-- start PROVIDED RECORDS --

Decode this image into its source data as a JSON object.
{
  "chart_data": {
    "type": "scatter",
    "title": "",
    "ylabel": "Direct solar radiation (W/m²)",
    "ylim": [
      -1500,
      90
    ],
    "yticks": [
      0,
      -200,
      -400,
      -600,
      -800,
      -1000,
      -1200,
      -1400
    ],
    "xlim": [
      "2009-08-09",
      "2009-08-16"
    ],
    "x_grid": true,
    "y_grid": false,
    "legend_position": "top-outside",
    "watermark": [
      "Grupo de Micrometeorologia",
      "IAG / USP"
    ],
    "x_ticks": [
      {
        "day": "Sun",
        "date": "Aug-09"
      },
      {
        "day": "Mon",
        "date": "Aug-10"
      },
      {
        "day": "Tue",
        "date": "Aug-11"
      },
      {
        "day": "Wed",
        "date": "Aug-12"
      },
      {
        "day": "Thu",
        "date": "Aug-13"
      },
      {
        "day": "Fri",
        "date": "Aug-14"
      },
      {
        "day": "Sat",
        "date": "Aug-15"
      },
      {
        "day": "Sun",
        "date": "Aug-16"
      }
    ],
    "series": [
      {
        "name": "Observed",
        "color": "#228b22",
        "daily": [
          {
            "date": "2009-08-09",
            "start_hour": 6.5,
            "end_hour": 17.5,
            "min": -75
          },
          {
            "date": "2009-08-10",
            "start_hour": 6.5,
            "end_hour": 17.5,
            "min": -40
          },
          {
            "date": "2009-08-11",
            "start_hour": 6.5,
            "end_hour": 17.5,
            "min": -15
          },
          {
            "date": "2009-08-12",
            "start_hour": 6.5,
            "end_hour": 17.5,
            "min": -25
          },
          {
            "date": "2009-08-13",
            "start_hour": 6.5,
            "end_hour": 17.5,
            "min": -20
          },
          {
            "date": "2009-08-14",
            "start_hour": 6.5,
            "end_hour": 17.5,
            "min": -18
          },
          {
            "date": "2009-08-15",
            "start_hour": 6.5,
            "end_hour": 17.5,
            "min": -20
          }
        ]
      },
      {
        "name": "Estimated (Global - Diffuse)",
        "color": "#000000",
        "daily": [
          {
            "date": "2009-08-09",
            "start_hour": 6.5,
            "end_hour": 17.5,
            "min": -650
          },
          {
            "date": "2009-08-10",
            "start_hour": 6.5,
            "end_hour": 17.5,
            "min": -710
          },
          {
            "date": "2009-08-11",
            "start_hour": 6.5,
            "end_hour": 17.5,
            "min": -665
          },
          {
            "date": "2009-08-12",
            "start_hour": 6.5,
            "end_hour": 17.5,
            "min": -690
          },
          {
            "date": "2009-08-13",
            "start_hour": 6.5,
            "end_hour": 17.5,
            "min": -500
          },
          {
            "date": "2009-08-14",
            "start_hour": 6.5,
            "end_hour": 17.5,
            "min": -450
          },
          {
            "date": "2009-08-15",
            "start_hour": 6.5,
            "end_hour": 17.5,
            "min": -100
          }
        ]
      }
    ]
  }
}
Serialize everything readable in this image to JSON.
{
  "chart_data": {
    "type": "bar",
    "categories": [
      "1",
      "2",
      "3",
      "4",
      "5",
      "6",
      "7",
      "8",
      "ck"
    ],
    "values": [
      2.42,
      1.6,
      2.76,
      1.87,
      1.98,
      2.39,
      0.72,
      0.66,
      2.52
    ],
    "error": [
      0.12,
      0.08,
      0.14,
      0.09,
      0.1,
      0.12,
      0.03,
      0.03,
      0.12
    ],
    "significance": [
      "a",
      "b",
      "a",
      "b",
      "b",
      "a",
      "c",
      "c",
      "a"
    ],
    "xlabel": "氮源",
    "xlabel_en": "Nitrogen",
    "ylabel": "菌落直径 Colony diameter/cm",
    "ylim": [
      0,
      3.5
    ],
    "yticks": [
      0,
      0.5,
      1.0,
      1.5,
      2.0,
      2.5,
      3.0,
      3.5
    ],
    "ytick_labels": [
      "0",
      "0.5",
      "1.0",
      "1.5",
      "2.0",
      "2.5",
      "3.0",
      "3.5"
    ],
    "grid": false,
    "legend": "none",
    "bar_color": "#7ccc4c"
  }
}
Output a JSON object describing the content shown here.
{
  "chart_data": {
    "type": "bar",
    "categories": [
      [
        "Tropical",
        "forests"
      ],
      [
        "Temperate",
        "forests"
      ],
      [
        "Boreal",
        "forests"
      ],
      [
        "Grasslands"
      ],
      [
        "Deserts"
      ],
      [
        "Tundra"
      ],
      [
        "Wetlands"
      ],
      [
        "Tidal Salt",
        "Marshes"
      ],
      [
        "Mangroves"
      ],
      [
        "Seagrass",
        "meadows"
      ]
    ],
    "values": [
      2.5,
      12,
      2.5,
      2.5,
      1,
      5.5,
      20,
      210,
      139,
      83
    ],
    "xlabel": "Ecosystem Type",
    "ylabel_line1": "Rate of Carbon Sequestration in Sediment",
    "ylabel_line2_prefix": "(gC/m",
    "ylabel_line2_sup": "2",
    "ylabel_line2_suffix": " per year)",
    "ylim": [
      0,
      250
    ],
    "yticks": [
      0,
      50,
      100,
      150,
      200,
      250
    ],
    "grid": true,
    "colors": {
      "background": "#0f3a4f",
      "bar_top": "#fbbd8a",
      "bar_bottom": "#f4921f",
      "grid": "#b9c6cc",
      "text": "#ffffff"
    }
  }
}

-- end PROVIDED RECORDS --

YOUR INSTRUCTIONS. Write out all the data again, exactly as it appears.

EXPECTED ANSWER.
Decode this image into its source data as a JSON object.
{
  "chart_data": {
    "type": "scatter",
    "title": "",
    "ylabel": "Direct solar radiation (W/m²)",
    "ylim": [
      -1500,
      90
    ],
    "yticks": [
      0,
      -200,
      -400,
      -600,
      -800,
      -1000,
      -1200,
      -1400
    ],
    "xlim": [
      "2009-08-09",
      "2009-08-16"
    ],
    "x_grid": true,
    "y_grid": false,
    "legend_position": "top-outside",
    "watermark": [
      "Grupo de Micrometeorologia",
      "IAG / USP"
    ],
    "x_ticks": [
      {
        "day": "Sun",
        "date": "Aug-09"
      },
      {
        "day": "Mon",
        "date": "Aug-10"
      },
      {
        "day": "Tue",
        "date": "Aug-11"
      },
      {
        "day": "Wed",
        "date": "Aug-12"
      },
      {
        "day": "Thu",
        "date": "Aug-13"
      },
      {
        "day": "Fri",
        "date": "Aug-14"
      },
      {
        "day": "Sat",
        "date": "Aug-15"
      },
      {
        "day": "Sun",
        "date": "Aug-16"
      }
    ],
    "series": [
      {
        "name": "Observed",
        "color": "#228b22",
        "daily": [
          {
            "date": "2009-08-09",
            "start_hour": 6.5,
            "end_hour": 17.5,
            "min": -75
          },
          {
            "date": "2009-08-10",
            "start_hour": 6.5,
            "end_hour": 17.5,
            "min": -40
          },
          {
            "date": "2009-08-11",
            "start_hour": 6.5,
            "end_hour": 17.5,
            "min": -15
          },
          {
            "date": "2009-08-12",
            "start_hour": 6.5,
            "end_hour": 17.5,
            "min": -25
          },
          {
            "date": "2009-08-13",
            "start_hour": 6.5,
            "end_hour": 17.5,
            "min": -20
          },
          {
            "date": "2009-08-14",
            "start_hour": 6.5,
            "end_hour": 17.5,
            "min": -18
          },
          {
            "date": "2009-08-15",
            "start_hour": 6.5,
            "end_hour": 17.5,
            "min": -20
          }
        ]
      },
      {
        "name": "Estimated (Global - Diffuse)",
        "color": "#000000",
        "daily": [
          {
            "date": "2009-08-09",
            "start_hour": 6.5,
            "end_hour": 17.5,
            "min": -650
          },
          {
            "date": "2009-08-10",
            "start_hour": 6.5,
            "end_hour": 17.5,
            "min": -710
          },
          {
            "date": "2009-08-11",
            "start_hour": 6.5,
            "end_hour": 17.5,
            "min": -665
          },
          {
            "date": "2009-08-12",
            "start_hour": 6.5,
            "end_hour": 17.5,
            "min": -690
          },
          {
            "date": "2009-08-13",
            "start_hour": 6.5,
            "end_hour": 17.5,
            "min": -500
          },
          {
            "date": "2009-08-14",
            "start_hour": 6.5,
            "end_hour": 17.5,
            "min": -450
          },
          {
            "date": "2009-08-15",
            "start_hour": 6.5,
            "end_hour": 17.5,
            "min": -100
          }
        ]
      }
    ]
  }
}
Serialize everything readable in this image to JSON.
{
  "chart_data": {
    "type": "bar",
    "categories": [
      "1",
      "2",
      "3",
      "4",
      "5",
      "6",
      "7",
      "8",
      "ck"
    ],
    "values": [
      2.42,
      1.6,
      2.76,
      1.87,
      1.98,
      2.39,
      0.72,
      0.66,
      2.52
    ],
    "error": [
      0.12,
      0.08,
      0.14,
      0.09,
      0.1,
      0.12,
      0.03,
      0.03,
      0.12
    ],
    "significance": [
      "a",
      "b",
      "a",
      "b",
      "b",
      "a",
      "c",
      "c",
      "a"
    ],
    "xlabel": "氮源",
    "xlabel_en": "Nitrogen",
    "ylabel": "菌落直径 Colony diameter/cm",
    "ylim": [
      0,
      3.5
    ],
    "yticks": [
      0,
      0.5,
      1.0,
      1.5,
      2.0,
      2.5,
      3.0,
      3.5
    ],
    "ytick_labels": [
      "0",
      "0.5",
      "1.0",
      "1.5",
      "2.0",
      "2.5",
      "3.0",
      "3.5"
    ],
    "grid": false,
    "legend": "none",
    "bar_color": "#7ccc4c"
  }
}
Output a JSON object describing the content shown here.
{
  "chart_data": {
    "type": "bar",
    "categories": [
      [
        "Tropical",
        "forests"
      ],
      [
        "Temperate",
        "forests"
      ],
      [
        "Boreal",
        "forests"
      ],
      [
        "Grasslands"
      ],
      [
        "Deserts"
      ],
      [
        "Tundra"
      ],
      [
        "Wetlands"
      ],
      [
        "Tidal Salt",
        "Marshes"
      ],
      [
        "Mangroves"
      ],
      [
        "Seagrass",
        "meadows"
      ]
    ],
    "values": [
      2.5,
      12,
      2.5,
      2.5,
      1,
      5.5,
      20,
      210,
      139,
      83
    ],
    "xlabel": "Ecosystem Type",
    "ylabel_line1": "Rate of Carbon Sequestration in Sediment",
    "ylabel_line2_prefix": "(gC/m",
    "ylabel_line2_sup": "2",
    "ylabel_line2_suffix": " per year)",
    "ylim": [
      0,
      250
    ],
    "yticks": [
      0,
      50,
      100,
      150,
      200,
      250
    ],
    "grid": true,
    "colors": {
      "background": "#0f3a4f",
      "bar_top": "#fbbd8a",
      "bar_bottom": "#f4921f",
      "grid": "#b9c6cc",
      "text": "#ffffff"
    }
  }
}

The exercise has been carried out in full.